— BEGIN —

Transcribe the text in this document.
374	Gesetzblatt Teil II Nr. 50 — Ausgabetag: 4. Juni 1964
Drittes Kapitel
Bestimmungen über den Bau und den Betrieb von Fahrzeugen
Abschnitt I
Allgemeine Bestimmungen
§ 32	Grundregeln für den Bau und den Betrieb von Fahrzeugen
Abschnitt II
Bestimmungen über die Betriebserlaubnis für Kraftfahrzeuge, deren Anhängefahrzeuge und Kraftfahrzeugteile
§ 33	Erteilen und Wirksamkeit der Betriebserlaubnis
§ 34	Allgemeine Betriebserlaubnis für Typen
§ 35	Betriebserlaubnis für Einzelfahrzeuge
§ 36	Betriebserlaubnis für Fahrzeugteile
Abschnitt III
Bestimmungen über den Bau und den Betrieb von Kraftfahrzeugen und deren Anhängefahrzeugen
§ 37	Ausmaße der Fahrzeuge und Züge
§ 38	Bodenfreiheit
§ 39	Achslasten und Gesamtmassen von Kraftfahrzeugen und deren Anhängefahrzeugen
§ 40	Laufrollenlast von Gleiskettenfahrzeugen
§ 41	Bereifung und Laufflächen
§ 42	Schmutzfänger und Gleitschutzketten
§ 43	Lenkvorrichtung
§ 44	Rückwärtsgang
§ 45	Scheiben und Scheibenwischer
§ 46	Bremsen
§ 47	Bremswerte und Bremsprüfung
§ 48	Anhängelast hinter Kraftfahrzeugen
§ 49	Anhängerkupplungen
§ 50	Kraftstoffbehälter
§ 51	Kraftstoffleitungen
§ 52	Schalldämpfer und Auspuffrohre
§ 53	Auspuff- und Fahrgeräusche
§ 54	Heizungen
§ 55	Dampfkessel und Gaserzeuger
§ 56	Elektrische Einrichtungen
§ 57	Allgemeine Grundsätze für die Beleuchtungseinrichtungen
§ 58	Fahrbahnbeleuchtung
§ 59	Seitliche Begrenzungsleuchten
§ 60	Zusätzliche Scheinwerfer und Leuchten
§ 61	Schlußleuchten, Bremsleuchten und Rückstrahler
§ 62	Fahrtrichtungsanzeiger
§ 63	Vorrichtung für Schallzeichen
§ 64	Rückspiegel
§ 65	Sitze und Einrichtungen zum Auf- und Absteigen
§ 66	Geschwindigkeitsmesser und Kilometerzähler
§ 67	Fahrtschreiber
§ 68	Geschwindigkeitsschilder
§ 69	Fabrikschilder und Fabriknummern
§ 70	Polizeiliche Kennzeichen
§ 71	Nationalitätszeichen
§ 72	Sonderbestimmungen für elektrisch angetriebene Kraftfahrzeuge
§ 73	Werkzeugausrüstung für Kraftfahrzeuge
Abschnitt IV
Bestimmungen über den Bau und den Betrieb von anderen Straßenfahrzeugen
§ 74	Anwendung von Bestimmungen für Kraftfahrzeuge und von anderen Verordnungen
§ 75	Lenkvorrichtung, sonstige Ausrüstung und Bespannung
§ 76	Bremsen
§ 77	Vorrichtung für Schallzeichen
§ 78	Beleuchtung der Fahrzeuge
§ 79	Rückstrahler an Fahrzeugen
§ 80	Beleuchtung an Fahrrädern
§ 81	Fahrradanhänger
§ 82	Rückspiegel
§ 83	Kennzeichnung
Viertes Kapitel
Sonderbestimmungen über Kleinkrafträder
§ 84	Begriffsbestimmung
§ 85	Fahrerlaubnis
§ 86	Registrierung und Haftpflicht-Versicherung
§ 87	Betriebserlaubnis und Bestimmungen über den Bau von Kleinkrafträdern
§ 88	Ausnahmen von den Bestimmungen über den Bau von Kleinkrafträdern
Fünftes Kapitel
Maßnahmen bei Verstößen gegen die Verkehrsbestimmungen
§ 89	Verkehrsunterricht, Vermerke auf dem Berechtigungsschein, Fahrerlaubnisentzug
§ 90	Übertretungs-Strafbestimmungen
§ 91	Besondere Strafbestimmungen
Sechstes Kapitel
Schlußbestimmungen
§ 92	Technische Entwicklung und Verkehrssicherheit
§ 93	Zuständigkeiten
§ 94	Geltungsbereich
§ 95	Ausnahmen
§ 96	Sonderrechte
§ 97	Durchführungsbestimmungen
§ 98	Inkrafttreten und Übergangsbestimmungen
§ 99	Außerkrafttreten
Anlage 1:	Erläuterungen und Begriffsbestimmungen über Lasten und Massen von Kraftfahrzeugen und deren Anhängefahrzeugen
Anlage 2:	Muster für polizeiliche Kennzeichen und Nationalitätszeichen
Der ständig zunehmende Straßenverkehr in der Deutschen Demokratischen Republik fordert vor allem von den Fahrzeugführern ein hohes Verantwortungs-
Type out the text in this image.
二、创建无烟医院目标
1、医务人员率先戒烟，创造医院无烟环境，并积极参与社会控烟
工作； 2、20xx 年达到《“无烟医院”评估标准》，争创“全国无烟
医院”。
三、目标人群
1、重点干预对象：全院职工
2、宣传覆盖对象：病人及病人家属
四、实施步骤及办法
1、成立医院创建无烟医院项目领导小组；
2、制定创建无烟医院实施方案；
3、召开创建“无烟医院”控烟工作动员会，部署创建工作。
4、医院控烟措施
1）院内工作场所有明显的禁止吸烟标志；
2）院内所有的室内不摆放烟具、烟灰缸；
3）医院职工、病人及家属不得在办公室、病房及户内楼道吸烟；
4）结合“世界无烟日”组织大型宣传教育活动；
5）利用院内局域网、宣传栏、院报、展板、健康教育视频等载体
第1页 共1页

— END —

_Work instructions:_ Find and copy every line in the entries above where the string "this" occurs.

_Correct output:_
Transcribe the text in this document.
Type out the text in this image.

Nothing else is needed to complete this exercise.